PROBLEM TO WORK ON | Lines containing the string "пиши" are to be counted; report the total by itself.

EXTRACTED RECORDS |
[start]

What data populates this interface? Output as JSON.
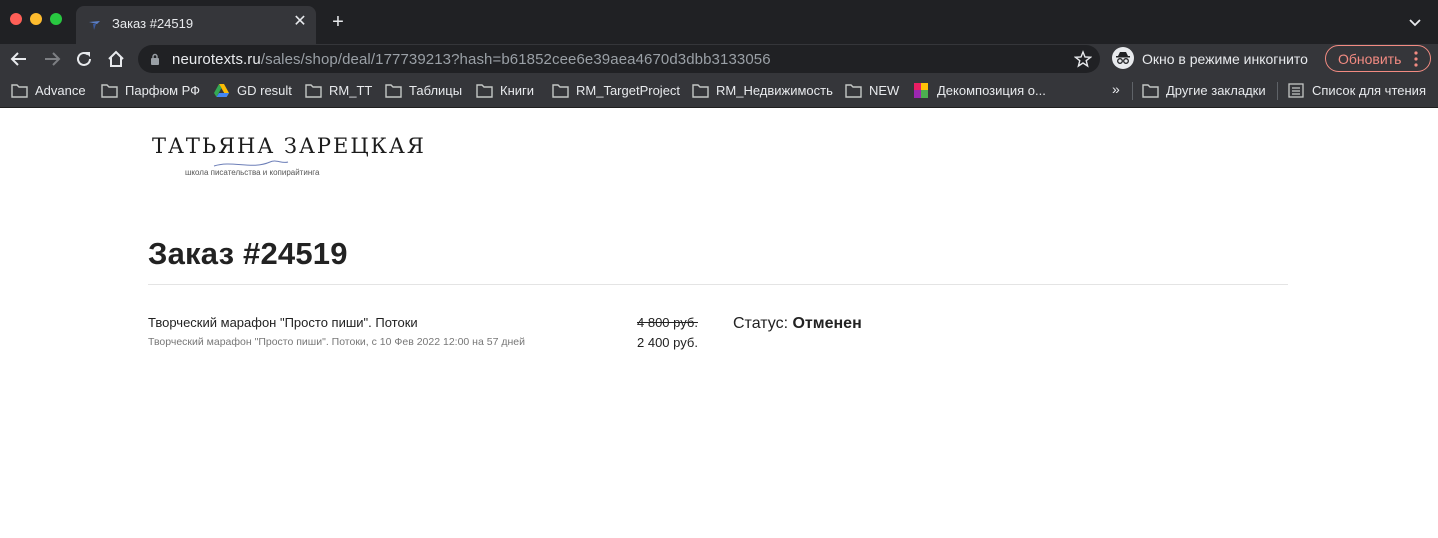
{
  "browser": {
    "tab_title": "Заказ #24519",
    "url_host": "neurotexts.ru",
    "url_path": "/sales/shop/deal/177739213?hash=b61852cee6e39aea4670d3dbb3133056",
    "incognito_label": "Окно в режиме инкогнито",
    "update_label": "Обновить",
    "bookmarks": [
      {
        "label": "Advance",
        "icon": "folder-icon"
      },
      {
        "label": "Парфюм РФ",
        "icon": "folder-icon"
      },
      {
        "label": "GD result",
        "icon": "google-drive-icon"
      },
      {
        "label": "RM_TT",
        "icon": "folder-icon"
      },
      {
        "label": "Таблицы",
        "icon": "folder-icon"
      },
      {
        "label": "Книги",
        "icon": "folder-icon"
      },
      {
        "label": "RM_TargetProject",
        "icon": "folder-icon"
      },
      {
        "label": "RM_Недвижимость",
        "icon": "folder-icon"
      },
      {
        "label": "NEW",
        "icon": "folder-icon"
      },
      {
        "label": "Декомпозиция о...",
        "icon": "colored-grid-icon"
      }
    ],
    "bookmarks_more": "»",
    "other_bookmarks": "Другие закладки",
    "reading_list": "Список для чтения"
  },
  "logo": {
    "name": "ТАТЬЯНА ЗАРЕЦКАЯ",
    "tagline": "школа писательства и копирайтинга"
  },
  "order": {
    "title": "Заказ #24519",
    "item_name": "Творческий марафон \"Просто пиши\". Потоки",
    "item_desc": "Творческий марафон \"Просто пиши\". Потоки, с 10 Фев 2022 12:00 на 57 дней",
    "price_old": "4 800 руб.",
    "price_new": "2 400 руб.",
    "status_label": "Статус:",
    "status_value": "Отменен"
  },
  "colors": {
    "chrome_dark": "#202124",
    "chrome_toolbar": "#35363a",
    "update_accent": "#f28b82"
  }
}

[end]

WORKED ANSWER | 2